##### GIVEN RECORDS

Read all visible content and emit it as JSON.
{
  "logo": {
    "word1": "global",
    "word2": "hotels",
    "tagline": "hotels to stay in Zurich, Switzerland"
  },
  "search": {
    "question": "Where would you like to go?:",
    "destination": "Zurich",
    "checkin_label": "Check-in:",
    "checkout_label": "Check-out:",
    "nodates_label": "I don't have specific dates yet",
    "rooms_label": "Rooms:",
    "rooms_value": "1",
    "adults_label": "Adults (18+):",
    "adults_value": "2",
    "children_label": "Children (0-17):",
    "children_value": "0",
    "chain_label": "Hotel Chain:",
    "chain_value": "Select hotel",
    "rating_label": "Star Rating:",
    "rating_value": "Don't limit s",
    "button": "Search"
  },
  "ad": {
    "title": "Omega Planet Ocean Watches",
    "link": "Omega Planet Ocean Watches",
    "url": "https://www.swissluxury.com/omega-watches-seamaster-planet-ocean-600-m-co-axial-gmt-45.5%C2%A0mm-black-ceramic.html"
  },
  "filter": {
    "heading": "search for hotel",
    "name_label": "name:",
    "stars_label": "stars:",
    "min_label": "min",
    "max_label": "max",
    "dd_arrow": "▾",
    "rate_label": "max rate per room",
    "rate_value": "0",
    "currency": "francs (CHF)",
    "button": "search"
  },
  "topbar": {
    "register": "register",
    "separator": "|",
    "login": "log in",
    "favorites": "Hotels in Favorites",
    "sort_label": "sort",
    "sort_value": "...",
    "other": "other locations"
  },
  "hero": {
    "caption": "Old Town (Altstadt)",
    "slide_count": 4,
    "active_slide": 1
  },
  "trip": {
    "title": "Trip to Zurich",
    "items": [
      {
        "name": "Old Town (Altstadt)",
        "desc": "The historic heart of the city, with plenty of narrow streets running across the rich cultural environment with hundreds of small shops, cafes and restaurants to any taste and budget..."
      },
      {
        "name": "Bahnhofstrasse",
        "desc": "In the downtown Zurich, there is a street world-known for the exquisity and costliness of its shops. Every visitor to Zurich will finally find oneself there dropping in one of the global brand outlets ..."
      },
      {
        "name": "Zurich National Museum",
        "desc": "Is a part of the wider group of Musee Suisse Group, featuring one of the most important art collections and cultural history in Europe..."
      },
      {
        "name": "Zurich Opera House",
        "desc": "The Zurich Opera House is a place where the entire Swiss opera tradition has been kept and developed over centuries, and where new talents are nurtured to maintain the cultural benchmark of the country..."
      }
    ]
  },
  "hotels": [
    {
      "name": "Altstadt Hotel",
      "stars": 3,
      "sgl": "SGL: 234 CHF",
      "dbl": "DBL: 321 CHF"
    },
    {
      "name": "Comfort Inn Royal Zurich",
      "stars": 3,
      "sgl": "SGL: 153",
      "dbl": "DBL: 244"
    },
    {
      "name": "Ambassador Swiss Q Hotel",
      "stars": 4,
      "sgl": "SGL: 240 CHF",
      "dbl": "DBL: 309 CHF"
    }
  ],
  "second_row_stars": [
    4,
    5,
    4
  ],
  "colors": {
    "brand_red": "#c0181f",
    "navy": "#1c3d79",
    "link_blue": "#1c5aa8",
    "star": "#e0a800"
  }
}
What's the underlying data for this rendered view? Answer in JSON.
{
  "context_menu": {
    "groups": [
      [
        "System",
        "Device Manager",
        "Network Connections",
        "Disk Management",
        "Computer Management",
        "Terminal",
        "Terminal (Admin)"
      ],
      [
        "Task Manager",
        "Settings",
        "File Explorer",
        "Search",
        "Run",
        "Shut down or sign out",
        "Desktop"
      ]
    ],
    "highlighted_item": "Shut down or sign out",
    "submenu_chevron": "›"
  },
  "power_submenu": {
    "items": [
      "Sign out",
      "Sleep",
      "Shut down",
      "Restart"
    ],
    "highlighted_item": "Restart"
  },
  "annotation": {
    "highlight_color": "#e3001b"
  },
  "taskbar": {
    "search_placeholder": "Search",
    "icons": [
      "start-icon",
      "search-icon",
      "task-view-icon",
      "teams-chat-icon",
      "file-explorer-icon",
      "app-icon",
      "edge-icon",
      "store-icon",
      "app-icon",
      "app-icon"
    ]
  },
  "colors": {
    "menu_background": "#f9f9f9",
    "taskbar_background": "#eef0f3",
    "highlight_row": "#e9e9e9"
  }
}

##########

Print every entry exactly as it appears.

FINISHED TASK:
Read all visible content and emit it as JSON.
{
  "logo": {
    "word1": "global",
    "word2": "hotels",
    "tagline": "hotels to stay in Zurich, Switzerland"
  },
  "search": {
    "question": "Where would you like to go?:",
    "destination": "Zurich",
    "checkin_label": "Check-in:",
    "checkout_label": "Check-out:",
    "nodates_label": "I don't have specific dates yet",
    "rooms_label": "Rooms:",
    "rooms_value": "1",
    "adults_label": "Adults (18+):",
    "adults_value": "2",
    "children_label": "Children (0-17):",
    "children_value": "0",
    "chain_label": "Hotel Chain:",
    "chain_value": "Select hotel",
    "rating_label": "Star Rating:",
    "rating_value": "Don't limit s",
    "button": "Search"
  },
  "ad": {
    "title": "Omega Planet Ocean Watches",
    "link": "Omega Planet Ocean Watches",
    "url": "https://www.swissluxury.com/omega-watches-seamaster-planet-ocean-600-m-co-axial-gmt-45.5%C2%A0mm-black-ceramic.html"
  },
  "filter": {
    "heading": "search for hotel",
    "name_label": "name:",
    "stars_label": "stars:",
    "min_label": "min",
    "max_label": "max",
    "dd_arrow": "▾",
    "rate_label": "max rate per room",
    "rate_value": "0",
    "currency": "francs (CHF)",
    "button": "search"
  },
  "topbar": {
    "register": "register",
    "separator": "|",
    "login": "log in",
    "favorites": "Hotels in Favorites",
    "sort_label": "sort",
    "sort_value": "...",
    "other": "other locations"
  },
  "hero": {
    "caption": "Old Town (Altstadt)",
    "slide_count": 4,
    "active_slide": 1
  },
  "trip": {
    "title": "Trip to Zurich",
    "items": [
      {
        "name": "Old Town (Altstadt)",
        "desc": "The historic heart of the city, with plenty of narrow streets running across the rich cultural environment with hundreds of small shops, cafes and restaurants to any taste and budget..."
      },
      {
        "name": "Bahnhofstrasse",
        "desc": "In the downtown Zurich, there is a street world-known for the exquisity and costliness of its shops. Every visitor to Zurich will finally find oneself there dropping in one of the global brand outlets ..."
      },
      {
        "name": "Zurich National Museum",
        "desc": "Is a part of the wider group of Musee Suisse Group, featuring one of the most important art collections and cultural history in Europe..."
      },
      {
        "name": "Zurich Opera House",
        "desc": "The Zurich Opera House is a place where the entire Swiss opera tradition has been kept and developed over centuries, and where new talents are nurtured to maintain the cultural benchmark of the country..."
      }
    ]
  },
  "hotels": [
    {
      "name": "Altstadt Hotel",
      "stars": 3,
      "sgl": "SGL: 234 CHF",
      "dbl": "DBL: 321 CHF"
    },
    {
      "name": "Comfort Inn Royal Zurich",
      "stars": 3,
      "sgl": "SGL: 153",
      "dbl": "DBL: 244"
    },
    {
      "name": "Ambassador Swiss Q Hotel",
      "stars": 4,
      "sgl": "SGL: 240 CHF",
      "dbl": "DBL: 309 CHF"
    }
  ],
  "second_row_stars": [
    4,
    5,
    4
  ],
  "colors": {
    "brand_red": "#c0181f",
    "navy": "#1c3d79",
    "link_blue": "#1c5aa8",
    "star": "#e0a800"
  }
}
What's the underlying data for this rendered view? Answer in JSON.
{
  "context_menu": {
    "groups": [
      [
        "System",
        "Device Manager",
        "Network Connections",
        "Disk Management",
        "Computer Management",
        "Terminal",
        "Terminal (Admin)"
      ],
      [
        "Task Manager",
        "Settings",
        "File Explorer",
        "Search",
        "Run",
        "Shut down or sign out",
        "Desktop"
      ]
    ],
    "highlighted_item": "Shut down or sign out",
    "submenu_chevron": "›"
  },
  "power_submenu": {
    "items": [
      "Sign out",
      "Sleep",
      "Shut down",
      "Restart"
    ],
    "highlighted_item": "Restart"
  },
  "annotation": {
    "highlight_color": "#e3001b"
  },
  "taskbar": {
    "search_placeholder": "Search",
    "icons": [
      "start-icon",
      "search-icon",
      "task-view-icon",
      "teams-chat-icon",
      "file-explorer-icon",
      "app-icon",
      "edge-icon",
      "store-icon",
      "app-icon",
      "app-icon"
    ]
  },
  "colors": {
    "menu_background": "#f9f9f9",
    "taskbar_background": "#eef0f3",
    "highlight_row": "#e9e9e9"
  }
}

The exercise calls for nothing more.